(Data excerpts)
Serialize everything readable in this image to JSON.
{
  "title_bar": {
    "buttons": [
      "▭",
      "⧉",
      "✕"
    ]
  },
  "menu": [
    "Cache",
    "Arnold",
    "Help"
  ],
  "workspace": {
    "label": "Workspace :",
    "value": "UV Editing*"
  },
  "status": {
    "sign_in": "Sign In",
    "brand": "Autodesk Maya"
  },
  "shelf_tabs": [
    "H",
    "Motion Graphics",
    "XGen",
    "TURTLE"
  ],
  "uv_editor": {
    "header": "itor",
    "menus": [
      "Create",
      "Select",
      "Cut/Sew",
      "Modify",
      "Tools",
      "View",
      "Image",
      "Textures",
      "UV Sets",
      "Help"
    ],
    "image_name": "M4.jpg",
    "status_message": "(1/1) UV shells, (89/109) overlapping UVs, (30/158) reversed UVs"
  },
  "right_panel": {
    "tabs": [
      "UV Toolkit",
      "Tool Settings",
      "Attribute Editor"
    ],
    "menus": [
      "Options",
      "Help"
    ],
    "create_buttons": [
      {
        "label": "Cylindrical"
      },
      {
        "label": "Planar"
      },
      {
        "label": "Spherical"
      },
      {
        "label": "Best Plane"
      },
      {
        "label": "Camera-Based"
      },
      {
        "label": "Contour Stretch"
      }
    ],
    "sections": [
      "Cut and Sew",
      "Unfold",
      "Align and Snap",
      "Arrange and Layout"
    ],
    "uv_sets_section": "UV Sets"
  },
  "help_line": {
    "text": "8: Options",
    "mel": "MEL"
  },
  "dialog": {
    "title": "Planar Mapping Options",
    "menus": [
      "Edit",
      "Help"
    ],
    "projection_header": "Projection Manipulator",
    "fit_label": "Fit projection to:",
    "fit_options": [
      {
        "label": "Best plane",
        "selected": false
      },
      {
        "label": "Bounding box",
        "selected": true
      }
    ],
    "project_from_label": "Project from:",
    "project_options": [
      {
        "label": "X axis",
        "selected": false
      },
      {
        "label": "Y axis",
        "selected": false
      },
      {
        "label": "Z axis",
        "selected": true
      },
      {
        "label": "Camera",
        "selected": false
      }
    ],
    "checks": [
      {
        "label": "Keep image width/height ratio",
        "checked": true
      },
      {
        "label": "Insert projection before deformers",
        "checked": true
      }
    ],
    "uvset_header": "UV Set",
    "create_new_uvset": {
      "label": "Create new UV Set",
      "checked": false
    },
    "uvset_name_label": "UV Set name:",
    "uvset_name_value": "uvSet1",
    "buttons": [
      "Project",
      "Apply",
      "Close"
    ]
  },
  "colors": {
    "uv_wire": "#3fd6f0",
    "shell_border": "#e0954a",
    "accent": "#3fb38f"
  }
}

*AIM*:
The entries above should be repeated exactly, every one of them.

*ANSWER TO THIS PROBLEM*:
Serialize everything readable in this image to JSON.
{
  "title_bar": {
    "buttons": [
      "▭",
      "⧉",
      "✕"
    ]
  },
  "menu": [
    "Cache",
    "Arnold",
    "Help"
  ],
  "workspace": {
    "label": "Workspace :",
    "value": "UV Editing*"
  },
  "status": {
    "sign_in": "Sign In",
    "brand": "Autodesk Maya"
  },
  "shelf_tabs": [
    "H",
    "Motion Graphics",
    "XGen",
    "TURTLE"
  ],
  "uv_editor": {
    "header": "itor",
    "menus": [
      "Create",
      "Select",
      "Cut/Sew",
      "Modify",
      "Tools",
      "View",
      "Image",
      "Textures",
      "UV Sets",
      "Help"
    ],
    "image_name": "M4.jpg",
    "status_message": "(1/1) UV shells, (89/109) overlapping UVs, (30/158) reversed UVs"
  },
  "right_panel": {
    "tabs": [
      "UV Toolkit",
      "Tool Settings",
      "Attribute Editor"
    ],
    "menus": [
      "Options",
      "Help"
    ],
    "create_buttons": [
      {
        "label": "Cylindrical"
      },
      {
        "label": "Planar"
      },
      {
        "label": "Spherical"
      },
      {
        "label": "Best Plane"
      },
      {
        "label": "Camera-Based"
      },
      {
        "label": "Contour Stretch"
      }
    ],
    "sections": [
      "Cut and Sew",
      "Unfold",
      "Align and Snap",
      "Arrange and Layout"
    ],
    "uv_sets_section": "UV Sets"
  },
  "help_line": {
    "text": "8: Options",
    "mel": "MEL"
  },
  "dialog": {
    "title": "Planar Mapping Options",
    "menus": [
      "Edit",
      "Help"
    ],
    "projection_header": "Projection Manipulator",
    "fit_label": "Fit projection to:",
    "fit_options": [
      {
        "label": "Best plane",
        "selected": false
      },
      {
        "label": "Bounding box",
        "selected": true
      }
    ],
    "project_from_label": "Project from:",
    "project_options": [
      {
        "label": "X axis",
        "selected": false
      },
      {
        "label": "Y axis",
        "selected": false
      },
      {
        "label": "Z axis",
        "selected": true
      },
      {
        "label": "Camera",
        "selected": false
      }
    ],
    "checks": [
      {
        "label": "Keep image width/height ratio",
        "checked": true
      },
      {
        "label": "Insert projection before deformers",
        "checked": true
      }
    ],
    "uvset_header": "UV Set",
    "create_new_uvset": {
      "label": "Create new UV Set",
      "checked": false
    },
    "uvset_name_label": "UV Set name:",
    "uvset_name_value": "uvSet1",
    "buttons": [
      "Project",
      "Apply",
      "Close"
    ]
  },
  "colors": {
    "uv_wire": "#3fd6f0",
    "shell_border": "#e0954a",
    "accent": "#3fb38f"
  }
}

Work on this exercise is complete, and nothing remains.